## Brief
What is the number of lines containing "less"? Give only that number.

* start Data records *

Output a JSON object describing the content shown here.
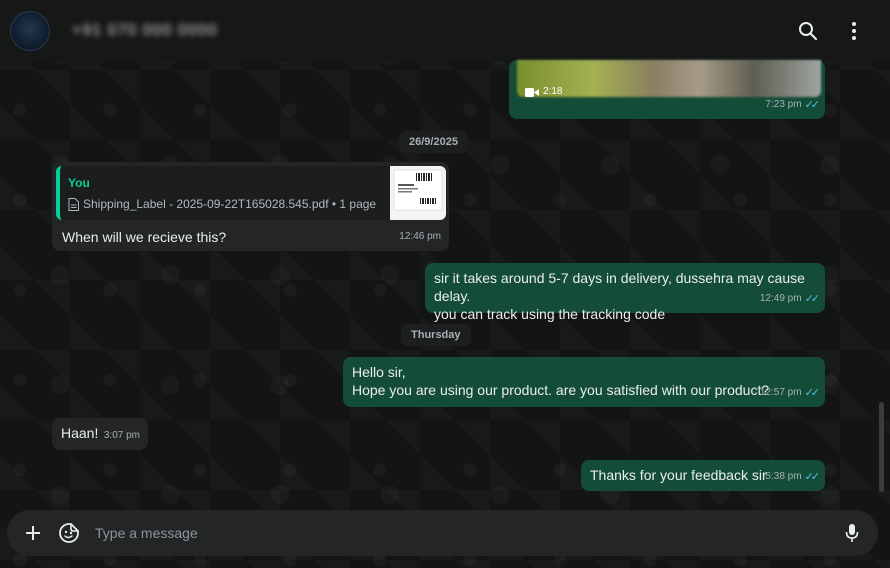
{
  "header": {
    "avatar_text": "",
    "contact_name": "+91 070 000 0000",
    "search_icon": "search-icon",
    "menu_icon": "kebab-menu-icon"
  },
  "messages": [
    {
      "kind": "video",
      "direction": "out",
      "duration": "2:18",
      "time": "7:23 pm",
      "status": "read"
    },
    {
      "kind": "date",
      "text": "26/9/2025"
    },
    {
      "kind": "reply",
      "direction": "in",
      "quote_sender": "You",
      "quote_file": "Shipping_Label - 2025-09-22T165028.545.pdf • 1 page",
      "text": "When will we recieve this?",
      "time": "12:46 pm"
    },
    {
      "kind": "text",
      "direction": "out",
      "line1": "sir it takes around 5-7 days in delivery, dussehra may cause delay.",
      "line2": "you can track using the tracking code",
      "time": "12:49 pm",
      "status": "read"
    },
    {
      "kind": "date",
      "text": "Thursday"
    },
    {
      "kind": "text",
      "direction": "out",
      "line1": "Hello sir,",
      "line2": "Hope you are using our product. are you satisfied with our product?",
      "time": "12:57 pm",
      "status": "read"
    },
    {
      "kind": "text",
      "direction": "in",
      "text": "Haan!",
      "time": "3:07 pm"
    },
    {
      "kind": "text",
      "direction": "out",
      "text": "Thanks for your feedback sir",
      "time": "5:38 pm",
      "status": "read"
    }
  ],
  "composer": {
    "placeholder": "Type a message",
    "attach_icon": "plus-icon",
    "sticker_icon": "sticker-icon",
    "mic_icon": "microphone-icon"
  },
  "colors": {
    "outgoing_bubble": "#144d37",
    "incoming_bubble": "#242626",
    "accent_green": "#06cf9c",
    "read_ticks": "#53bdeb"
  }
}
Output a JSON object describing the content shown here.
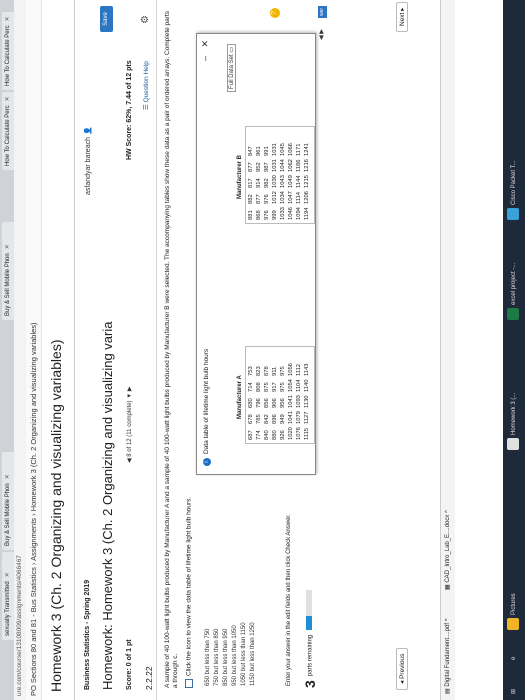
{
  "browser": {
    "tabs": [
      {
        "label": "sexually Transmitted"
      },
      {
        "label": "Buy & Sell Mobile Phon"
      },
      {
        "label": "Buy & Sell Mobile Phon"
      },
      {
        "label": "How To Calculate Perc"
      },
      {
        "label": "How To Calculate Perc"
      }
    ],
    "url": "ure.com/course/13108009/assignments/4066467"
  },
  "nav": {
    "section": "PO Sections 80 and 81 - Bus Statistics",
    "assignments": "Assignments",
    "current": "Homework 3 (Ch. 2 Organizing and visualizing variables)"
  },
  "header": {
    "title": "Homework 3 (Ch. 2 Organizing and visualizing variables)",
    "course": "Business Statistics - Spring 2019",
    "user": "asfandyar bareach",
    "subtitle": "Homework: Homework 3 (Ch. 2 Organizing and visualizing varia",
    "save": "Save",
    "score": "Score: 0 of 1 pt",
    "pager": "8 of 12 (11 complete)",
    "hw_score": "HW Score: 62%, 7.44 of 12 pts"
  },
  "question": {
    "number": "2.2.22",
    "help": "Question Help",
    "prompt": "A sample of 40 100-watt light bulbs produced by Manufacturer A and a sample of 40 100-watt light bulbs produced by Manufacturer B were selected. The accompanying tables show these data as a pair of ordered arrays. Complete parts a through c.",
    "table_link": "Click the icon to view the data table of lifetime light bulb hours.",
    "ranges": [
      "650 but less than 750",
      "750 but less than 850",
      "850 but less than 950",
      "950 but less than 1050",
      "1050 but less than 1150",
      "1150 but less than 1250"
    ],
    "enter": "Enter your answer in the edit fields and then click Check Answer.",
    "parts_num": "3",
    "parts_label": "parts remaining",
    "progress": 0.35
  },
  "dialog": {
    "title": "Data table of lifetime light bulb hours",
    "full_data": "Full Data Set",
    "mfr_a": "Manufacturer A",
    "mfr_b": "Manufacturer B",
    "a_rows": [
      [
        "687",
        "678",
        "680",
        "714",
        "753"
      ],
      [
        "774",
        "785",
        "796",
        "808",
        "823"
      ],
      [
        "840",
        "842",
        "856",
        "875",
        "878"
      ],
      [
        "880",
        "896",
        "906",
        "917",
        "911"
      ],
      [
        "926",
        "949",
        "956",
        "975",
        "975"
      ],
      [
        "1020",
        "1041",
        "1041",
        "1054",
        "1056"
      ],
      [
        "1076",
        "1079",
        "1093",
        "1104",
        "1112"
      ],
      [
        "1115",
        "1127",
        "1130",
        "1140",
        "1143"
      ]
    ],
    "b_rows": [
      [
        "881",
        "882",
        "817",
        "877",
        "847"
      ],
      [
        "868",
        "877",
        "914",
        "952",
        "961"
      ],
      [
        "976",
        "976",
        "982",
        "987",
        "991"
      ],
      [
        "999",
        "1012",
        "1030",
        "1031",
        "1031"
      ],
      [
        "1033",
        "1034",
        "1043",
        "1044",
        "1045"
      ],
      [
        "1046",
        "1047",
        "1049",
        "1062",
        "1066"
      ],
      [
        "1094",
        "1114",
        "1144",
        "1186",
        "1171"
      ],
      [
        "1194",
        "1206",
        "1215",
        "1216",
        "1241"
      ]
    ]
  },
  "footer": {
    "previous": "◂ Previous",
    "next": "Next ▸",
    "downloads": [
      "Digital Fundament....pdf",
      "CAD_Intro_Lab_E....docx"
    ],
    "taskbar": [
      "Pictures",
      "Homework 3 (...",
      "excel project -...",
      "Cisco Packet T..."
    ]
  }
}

* end Data records *
* start Data records *

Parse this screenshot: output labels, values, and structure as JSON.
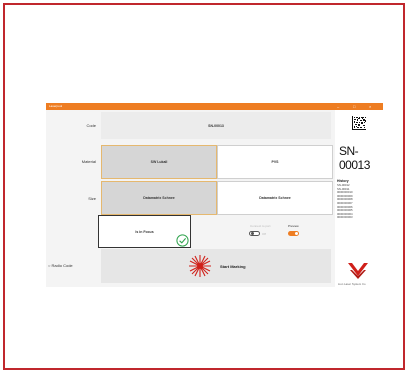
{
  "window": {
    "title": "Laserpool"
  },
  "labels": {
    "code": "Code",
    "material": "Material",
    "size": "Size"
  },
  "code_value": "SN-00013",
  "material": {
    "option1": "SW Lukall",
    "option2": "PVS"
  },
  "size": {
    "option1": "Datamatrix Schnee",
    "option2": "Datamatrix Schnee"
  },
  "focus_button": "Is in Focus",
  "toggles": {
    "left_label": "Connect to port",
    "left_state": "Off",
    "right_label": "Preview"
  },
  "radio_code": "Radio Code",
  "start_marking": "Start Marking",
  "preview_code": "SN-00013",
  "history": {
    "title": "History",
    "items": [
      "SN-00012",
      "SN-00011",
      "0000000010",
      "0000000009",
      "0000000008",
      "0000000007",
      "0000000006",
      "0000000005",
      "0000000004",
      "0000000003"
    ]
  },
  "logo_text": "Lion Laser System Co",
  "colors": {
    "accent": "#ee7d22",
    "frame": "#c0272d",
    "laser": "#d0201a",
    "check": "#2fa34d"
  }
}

* end Data records *
* start Data records *

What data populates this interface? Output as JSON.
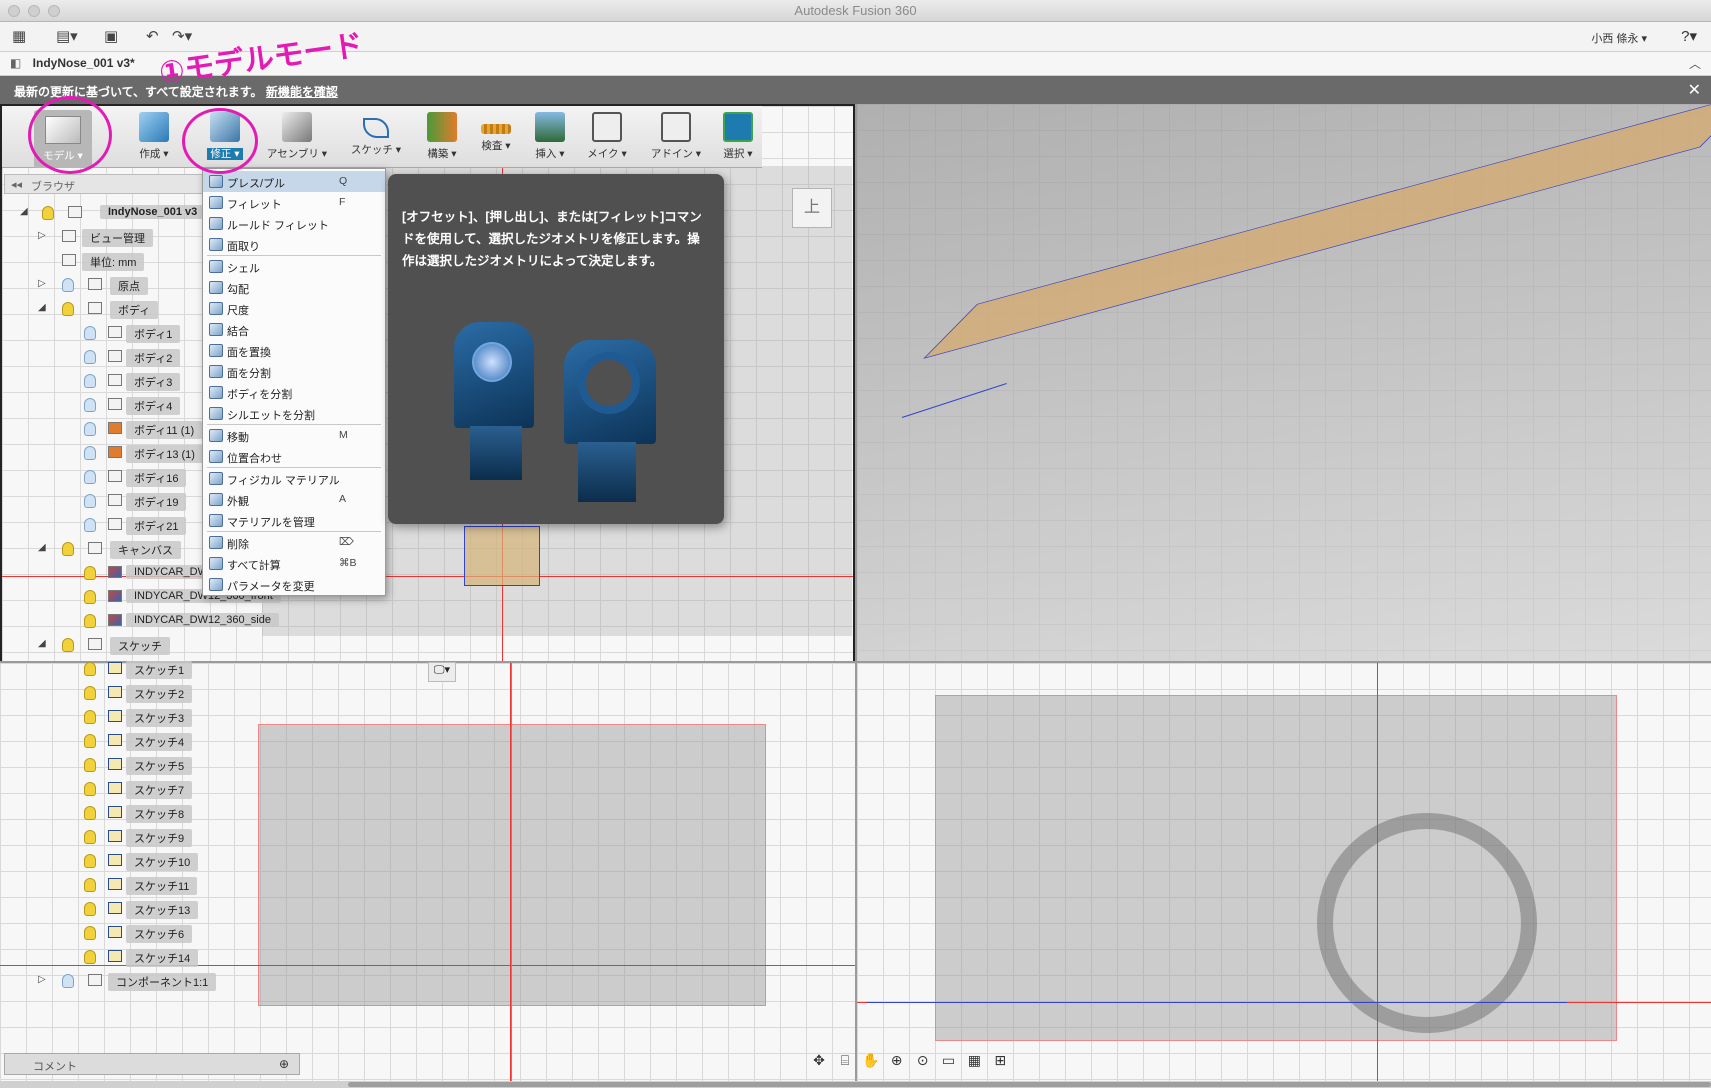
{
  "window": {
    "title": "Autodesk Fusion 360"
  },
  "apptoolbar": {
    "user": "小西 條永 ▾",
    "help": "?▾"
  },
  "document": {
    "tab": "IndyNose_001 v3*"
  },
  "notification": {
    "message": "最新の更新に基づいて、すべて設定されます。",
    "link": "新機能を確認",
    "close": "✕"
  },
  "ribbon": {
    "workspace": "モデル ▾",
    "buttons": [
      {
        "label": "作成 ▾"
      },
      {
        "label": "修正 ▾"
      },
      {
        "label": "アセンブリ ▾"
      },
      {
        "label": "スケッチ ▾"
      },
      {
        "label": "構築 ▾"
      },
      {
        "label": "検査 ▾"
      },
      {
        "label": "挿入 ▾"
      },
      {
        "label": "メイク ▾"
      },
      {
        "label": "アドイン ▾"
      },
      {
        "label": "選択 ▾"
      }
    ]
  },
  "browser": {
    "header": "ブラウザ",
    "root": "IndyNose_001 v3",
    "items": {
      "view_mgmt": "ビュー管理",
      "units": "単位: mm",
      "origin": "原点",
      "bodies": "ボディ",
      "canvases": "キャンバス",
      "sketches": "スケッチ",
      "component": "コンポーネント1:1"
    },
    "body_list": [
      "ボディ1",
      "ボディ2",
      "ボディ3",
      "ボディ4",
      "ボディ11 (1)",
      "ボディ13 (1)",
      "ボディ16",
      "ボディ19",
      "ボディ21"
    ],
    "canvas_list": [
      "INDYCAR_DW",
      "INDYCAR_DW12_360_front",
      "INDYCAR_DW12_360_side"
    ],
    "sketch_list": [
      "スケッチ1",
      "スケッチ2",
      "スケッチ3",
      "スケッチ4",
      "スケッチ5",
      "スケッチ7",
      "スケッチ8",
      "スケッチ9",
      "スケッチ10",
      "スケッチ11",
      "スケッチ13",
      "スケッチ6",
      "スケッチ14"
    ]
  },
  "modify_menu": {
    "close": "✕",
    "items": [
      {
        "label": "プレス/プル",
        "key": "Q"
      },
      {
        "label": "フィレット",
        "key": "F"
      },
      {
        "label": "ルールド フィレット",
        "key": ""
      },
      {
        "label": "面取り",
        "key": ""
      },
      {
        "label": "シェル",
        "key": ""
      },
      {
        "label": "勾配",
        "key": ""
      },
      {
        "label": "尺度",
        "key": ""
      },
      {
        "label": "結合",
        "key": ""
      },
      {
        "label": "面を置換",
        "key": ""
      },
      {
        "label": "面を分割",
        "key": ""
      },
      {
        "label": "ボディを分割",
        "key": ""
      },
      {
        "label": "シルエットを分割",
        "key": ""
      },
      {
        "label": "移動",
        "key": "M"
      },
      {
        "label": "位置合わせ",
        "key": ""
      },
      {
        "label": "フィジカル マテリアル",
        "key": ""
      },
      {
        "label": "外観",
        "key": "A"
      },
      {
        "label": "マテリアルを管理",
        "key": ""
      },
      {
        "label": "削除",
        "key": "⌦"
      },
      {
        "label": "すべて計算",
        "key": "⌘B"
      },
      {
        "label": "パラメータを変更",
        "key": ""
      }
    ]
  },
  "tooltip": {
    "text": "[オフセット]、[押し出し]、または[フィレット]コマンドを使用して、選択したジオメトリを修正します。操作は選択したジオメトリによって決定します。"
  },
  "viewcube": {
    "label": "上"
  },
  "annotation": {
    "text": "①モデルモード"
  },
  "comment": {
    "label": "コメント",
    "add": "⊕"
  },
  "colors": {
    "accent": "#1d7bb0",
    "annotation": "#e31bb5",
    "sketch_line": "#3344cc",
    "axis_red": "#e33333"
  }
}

* end Data records *

## The result
6